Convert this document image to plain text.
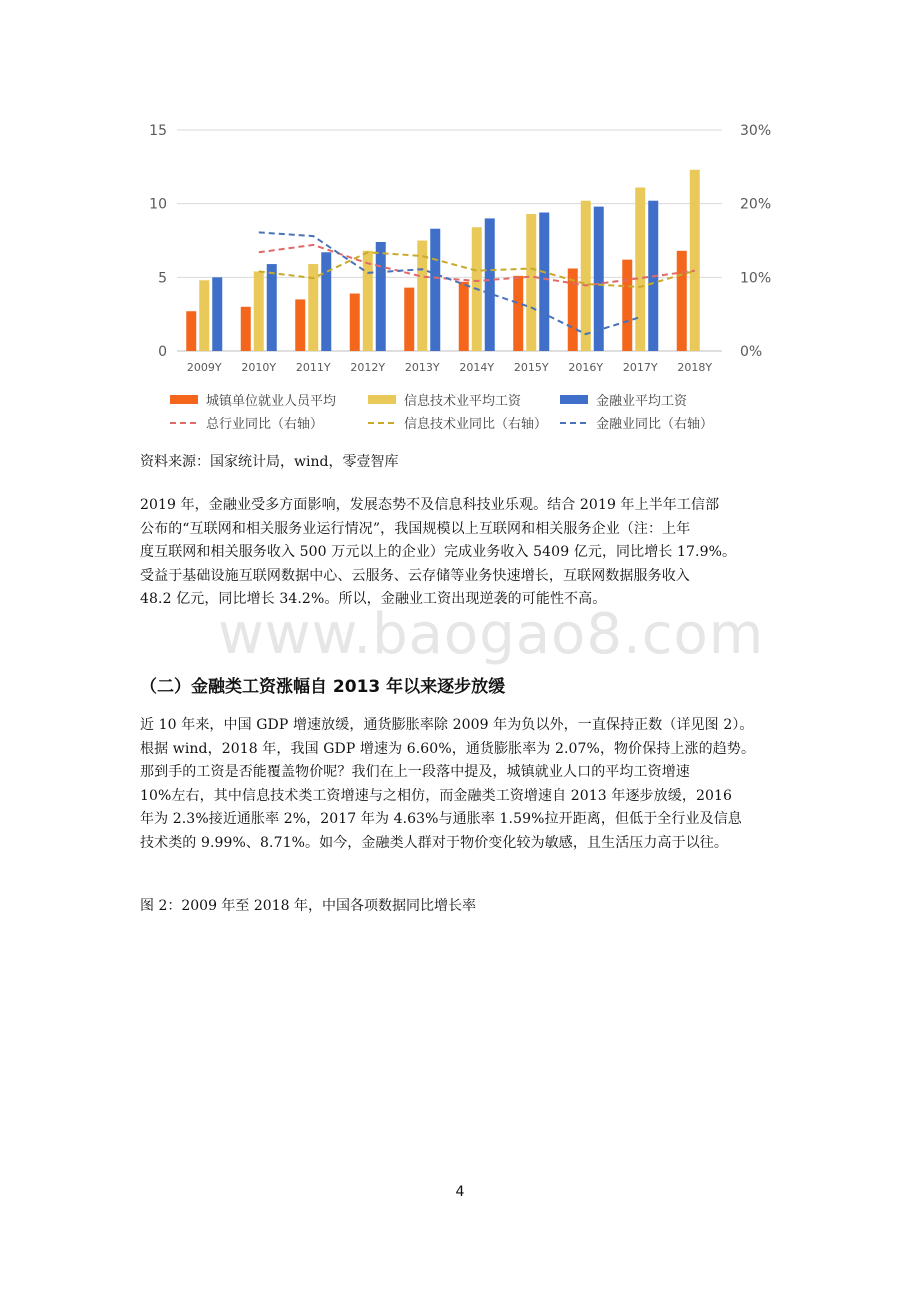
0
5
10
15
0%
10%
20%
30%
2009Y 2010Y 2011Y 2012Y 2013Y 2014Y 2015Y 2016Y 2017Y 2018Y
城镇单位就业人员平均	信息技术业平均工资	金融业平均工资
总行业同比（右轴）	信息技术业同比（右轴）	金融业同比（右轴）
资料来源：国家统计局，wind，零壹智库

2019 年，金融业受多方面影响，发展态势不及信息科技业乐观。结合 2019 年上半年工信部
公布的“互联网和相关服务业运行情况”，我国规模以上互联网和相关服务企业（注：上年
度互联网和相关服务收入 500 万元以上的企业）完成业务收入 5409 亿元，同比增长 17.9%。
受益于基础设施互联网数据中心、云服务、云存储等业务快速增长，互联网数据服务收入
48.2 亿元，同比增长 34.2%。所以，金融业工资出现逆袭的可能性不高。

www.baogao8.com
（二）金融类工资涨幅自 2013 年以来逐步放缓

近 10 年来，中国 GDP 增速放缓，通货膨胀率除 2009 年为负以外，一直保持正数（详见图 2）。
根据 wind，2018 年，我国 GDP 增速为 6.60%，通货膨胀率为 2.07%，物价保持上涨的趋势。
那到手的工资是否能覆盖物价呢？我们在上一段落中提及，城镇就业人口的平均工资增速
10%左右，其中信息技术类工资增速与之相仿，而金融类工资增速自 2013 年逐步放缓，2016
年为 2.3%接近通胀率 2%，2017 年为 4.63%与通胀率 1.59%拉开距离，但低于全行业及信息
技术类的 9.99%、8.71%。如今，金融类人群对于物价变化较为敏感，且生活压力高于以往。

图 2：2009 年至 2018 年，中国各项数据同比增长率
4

----

Copy each line of the records above that carries the word "wind".

资料来源：国家统计局，wind，零壹智库
根据 wind，2018 年，我国 GDP 增速为 6.60%，通货膨胀率为 2.07%，物价保持上涨的趋势。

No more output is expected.